• Requirement: Copy each line of the material below that includes the string "проекта".

=== Data records ===

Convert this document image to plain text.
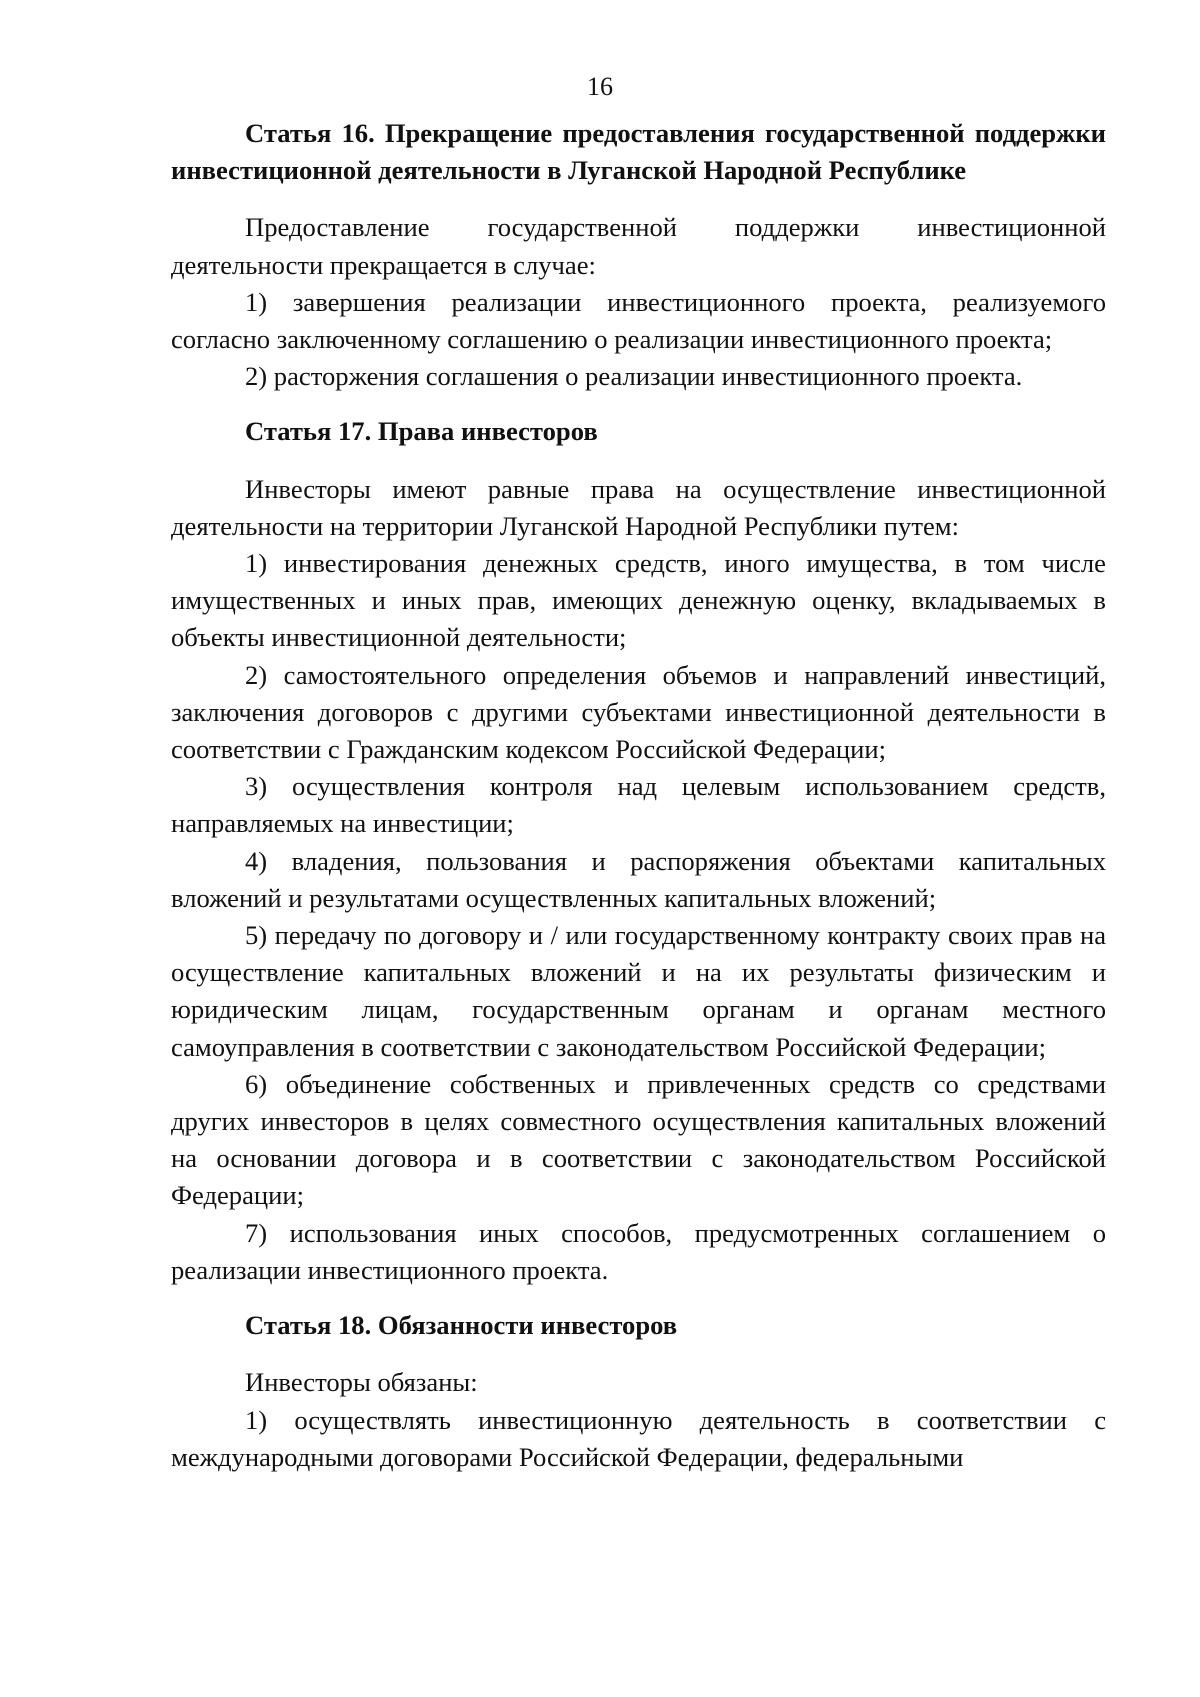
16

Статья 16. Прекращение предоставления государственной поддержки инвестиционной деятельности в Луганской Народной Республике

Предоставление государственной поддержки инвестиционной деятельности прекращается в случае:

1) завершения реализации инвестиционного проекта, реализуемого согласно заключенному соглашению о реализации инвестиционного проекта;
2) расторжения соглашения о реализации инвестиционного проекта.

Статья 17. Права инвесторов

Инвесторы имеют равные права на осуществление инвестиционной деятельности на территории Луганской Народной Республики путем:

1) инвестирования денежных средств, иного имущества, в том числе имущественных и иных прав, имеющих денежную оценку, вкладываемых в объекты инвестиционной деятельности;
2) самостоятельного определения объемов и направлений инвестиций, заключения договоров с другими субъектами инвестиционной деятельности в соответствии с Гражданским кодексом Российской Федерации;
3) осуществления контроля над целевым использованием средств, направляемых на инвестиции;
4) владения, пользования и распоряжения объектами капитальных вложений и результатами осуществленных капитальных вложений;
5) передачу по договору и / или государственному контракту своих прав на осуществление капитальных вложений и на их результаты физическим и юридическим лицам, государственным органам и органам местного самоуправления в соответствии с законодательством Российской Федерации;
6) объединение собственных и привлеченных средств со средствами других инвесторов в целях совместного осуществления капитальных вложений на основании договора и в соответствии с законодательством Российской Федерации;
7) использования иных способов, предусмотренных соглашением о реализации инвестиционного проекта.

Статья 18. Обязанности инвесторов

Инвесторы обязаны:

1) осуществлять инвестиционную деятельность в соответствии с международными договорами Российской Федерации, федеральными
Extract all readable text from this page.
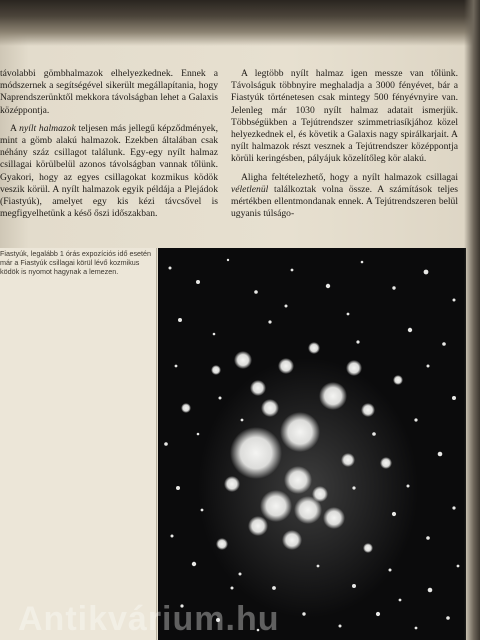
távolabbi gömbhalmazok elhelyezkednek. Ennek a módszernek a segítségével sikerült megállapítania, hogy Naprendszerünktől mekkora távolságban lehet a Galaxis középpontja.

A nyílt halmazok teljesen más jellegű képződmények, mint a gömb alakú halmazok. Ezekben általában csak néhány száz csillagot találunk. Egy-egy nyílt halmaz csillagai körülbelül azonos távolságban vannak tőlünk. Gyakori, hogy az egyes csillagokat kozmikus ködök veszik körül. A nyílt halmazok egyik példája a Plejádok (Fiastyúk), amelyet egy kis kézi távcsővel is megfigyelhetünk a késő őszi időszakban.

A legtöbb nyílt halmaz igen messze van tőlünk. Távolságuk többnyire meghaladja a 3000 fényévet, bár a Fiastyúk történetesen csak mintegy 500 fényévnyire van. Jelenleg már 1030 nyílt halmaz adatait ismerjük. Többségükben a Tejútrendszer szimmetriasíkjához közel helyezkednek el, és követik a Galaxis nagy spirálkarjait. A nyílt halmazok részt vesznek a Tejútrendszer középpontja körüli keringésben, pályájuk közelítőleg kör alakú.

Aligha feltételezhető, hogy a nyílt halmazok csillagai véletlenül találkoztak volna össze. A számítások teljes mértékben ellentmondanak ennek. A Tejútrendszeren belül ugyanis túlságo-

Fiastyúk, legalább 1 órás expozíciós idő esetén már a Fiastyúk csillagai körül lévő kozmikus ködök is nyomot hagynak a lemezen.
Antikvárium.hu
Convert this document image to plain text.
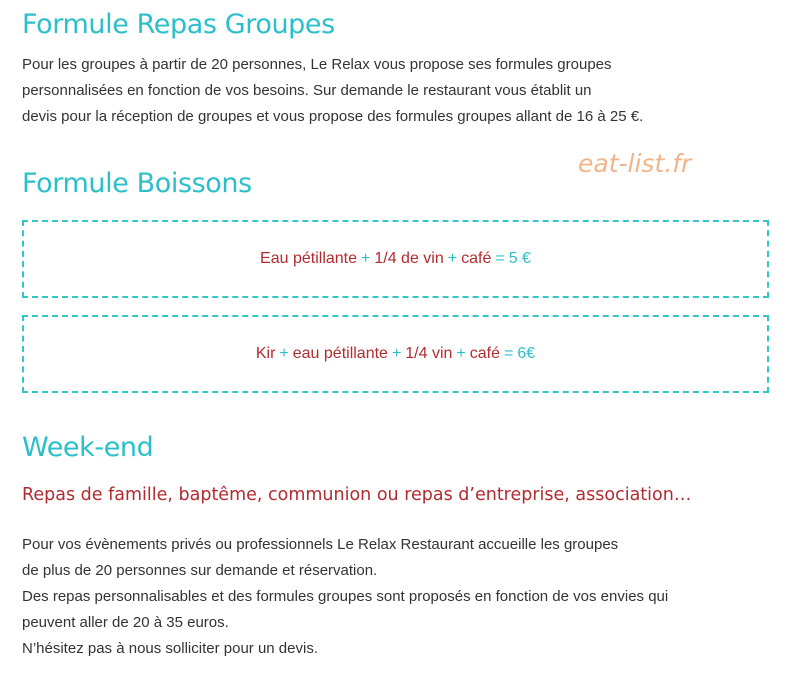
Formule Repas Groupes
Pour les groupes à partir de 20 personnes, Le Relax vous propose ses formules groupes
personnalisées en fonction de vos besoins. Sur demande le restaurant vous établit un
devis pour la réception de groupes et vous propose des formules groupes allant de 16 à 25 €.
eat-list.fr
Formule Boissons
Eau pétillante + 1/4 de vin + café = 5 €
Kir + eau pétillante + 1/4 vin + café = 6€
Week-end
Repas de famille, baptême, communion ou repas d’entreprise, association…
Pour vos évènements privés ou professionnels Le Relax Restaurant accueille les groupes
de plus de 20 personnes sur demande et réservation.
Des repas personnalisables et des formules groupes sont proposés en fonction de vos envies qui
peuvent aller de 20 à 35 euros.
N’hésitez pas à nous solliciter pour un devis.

===

• Answer for this exercise:
1) завершения реализации инвестиционного проекта, реализуемого согласно заключенному соглашению о реализации инвестиционного проекта;
2) расторжения соглашения о реализации инвестиционного проекта.
7) использования иных способов, предусмотренных соглашением о реализации инвестиционного проекта.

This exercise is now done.